Peggy W profile image

Peggy W 5 years ago from Houston, Texas

Interesting history about Milton Caniff. I was unfamiliar with the cartoons he created. Thanks!


dahoglund profile image

dahoglund 5 years ago from Wisconsin Rapids Author

Thanks for reading.I think his cartoons, especially Steve Canyon might have been an influence on a lot of guys my age wanting to join the Air force.


Robwrite profile image

Robwrite 5 years ago from Bay Ridge Brooklyn NY

A talented man. His comic strips aren't among my favorites but they were fun.


dahoglund profile image

dahoglund 5 years ago from Wisconsin Rapids Author

Thanks for commenting. I personally liked Steve Canyon but never quiet knew what was going on in Terry.But I was pretty young back then.


WillStarr profile image

WillStarr 5 years ago from Phoenix, Arizona

Steve Canyon was one of my boyhood favorites, and I remember Milton Caniff very well.


dahoglund profile image

dahoglund 5 years ago from Wisconsin Rapids Author

It was through Steve Canyon, as I recall, that I became aware of the Air Force being established as a separate service.My vision wasn't good enough to pass the Air Force physical.Thanks for commenting.

▶ [EXERCISE DATA]
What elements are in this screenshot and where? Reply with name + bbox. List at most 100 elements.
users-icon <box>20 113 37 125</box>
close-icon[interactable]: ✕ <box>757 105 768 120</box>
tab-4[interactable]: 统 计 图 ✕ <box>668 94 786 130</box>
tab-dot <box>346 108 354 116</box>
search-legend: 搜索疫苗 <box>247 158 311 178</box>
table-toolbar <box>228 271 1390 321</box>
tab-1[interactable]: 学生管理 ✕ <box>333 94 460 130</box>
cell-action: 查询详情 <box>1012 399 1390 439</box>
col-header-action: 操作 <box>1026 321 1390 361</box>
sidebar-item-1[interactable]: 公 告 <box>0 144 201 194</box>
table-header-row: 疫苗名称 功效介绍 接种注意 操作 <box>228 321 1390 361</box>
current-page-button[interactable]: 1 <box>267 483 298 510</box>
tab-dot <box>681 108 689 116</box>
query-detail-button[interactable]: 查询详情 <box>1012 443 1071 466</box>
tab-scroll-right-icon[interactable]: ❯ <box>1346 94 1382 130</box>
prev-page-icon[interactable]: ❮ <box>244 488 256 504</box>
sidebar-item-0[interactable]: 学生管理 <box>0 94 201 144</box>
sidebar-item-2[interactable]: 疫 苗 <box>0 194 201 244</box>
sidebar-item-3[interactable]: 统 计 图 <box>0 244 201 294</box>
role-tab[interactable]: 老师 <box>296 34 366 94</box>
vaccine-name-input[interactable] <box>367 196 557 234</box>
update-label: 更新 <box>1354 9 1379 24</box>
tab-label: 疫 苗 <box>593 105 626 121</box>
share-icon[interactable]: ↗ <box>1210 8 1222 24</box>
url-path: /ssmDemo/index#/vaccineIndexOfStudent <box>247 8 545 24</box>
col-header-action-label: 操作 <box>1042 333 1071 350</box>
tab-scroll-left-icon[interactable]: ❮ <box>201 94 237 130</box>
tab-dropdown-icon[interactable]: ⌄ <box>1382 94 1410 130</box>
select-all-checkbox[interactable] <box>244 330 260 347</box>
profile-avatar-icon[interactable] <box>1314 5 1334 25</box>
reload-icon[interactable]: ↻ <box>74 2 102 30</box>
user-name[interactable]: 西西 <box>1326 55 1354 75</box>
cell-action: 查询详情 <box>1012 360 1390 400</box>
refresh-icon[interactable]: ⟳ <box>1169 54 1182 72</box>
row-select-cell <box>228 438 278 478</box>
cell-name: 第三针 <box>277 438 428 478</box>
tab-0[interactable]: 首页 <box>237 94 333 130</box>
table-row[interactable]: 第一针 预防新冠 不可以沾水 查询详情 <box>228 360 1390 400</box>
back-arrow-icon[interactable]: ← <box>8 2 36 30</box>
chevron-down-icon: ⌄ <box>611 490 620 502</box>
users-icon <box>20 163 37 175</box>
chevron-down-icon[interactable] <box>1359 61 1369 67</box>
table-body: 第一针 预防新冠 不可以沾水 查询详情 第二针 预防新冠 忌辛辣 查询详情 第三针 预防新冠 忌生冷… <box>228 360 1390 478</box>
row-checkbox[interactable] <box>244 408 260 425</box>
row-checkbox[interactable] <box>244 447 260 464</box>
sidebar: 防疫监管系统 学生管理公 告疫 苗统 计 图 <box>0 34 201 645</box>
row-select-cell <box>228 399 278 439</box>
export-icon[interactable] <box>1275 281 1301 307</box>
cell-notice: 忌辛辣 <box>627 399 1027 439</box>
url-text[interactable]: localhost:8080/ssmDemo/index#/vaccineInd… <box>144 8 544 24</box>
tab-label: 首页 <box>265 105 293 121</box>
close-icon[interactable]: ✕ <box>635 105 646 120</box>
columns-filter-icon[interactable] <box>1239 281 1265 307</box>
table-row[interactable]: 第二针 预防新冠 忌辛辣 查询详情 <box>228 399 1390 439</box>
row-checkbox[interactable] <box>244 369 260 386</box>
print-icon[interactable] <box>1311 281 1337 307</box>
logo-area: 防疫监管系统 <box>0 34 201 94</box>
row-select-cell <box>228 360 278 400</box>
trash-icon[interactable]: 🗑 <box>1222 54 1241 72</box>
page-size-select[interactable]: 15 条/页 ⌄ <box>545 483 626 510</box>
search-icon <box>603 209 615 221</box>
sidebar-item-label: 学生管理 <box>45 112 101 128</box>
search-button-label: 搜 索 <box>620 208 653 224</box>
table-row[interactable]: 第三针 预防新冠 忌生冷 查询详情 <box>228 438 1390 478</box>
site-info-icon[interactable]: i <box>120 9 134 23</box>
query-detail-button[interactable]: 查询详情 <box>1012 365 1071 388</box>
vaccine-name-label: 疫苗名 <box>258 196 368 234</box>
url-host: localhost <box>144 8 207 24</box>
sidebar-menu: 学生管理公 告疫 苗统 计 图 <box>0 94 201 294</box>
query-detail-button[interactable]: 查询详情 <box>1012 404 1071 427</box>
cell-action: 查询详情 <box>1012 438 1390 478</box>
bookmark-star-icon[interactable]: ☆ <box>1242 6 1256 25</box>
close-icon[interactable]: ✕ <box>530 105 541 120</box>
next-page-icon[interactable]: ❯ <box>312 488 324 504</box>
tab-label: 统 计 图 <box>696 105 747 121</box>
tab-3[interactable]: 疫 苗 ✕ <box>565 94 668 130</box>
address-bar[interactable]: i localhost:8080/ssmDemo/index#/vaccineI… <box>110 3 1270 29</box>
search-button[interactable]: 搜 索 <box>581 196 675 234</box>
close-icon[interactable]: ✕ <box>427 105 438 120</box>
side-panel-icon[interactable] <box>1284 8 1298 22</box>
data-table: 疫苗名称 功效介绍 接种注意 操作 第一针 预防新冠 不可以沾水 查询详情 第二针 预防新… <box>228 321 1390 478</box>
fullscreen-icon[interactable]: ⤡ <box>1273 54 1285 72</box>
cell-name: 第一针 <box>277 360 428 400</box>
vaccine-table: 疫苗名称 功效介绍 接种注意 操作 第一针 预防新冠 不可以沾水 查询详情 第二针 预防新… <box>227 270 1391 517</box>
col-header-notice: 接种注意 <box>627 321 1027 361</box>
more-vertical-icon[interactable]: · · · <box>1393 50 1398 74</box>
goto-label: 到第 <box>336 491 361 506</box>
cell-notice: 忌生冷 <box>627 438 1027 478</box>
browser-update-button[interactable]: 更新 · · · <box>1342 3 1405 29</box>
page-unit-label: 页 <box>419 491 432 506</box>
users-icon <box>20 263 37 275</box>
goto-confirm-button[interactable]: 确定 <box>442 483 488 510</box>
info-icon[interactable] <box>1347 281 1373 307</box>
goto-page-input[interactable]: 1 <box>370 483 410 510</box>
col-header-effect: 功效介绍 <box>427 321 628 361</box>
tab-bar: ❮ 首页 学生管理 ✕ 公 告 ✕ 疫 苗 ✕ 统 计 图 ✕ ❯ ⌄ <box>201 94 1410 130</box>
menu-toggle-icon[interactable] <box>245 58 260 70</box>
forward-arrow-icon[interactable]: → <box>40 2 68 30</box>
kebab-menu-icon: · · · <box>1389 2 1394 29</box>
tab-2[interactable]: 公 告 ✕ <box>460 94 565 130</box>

▶ [EXERCISE]
Answer these questions from the comment thread about Milton Caniff:
1. Where is Peggy W from?
2. Which comic strip did WillStarr call one of his boyhood favorites?
3. What did dahoglund's vision keep him from passing?

▶ [REPLY TO THE EXERCISE]
1. Houston, Texas
2. Steve Canyon
3. The Air Force physical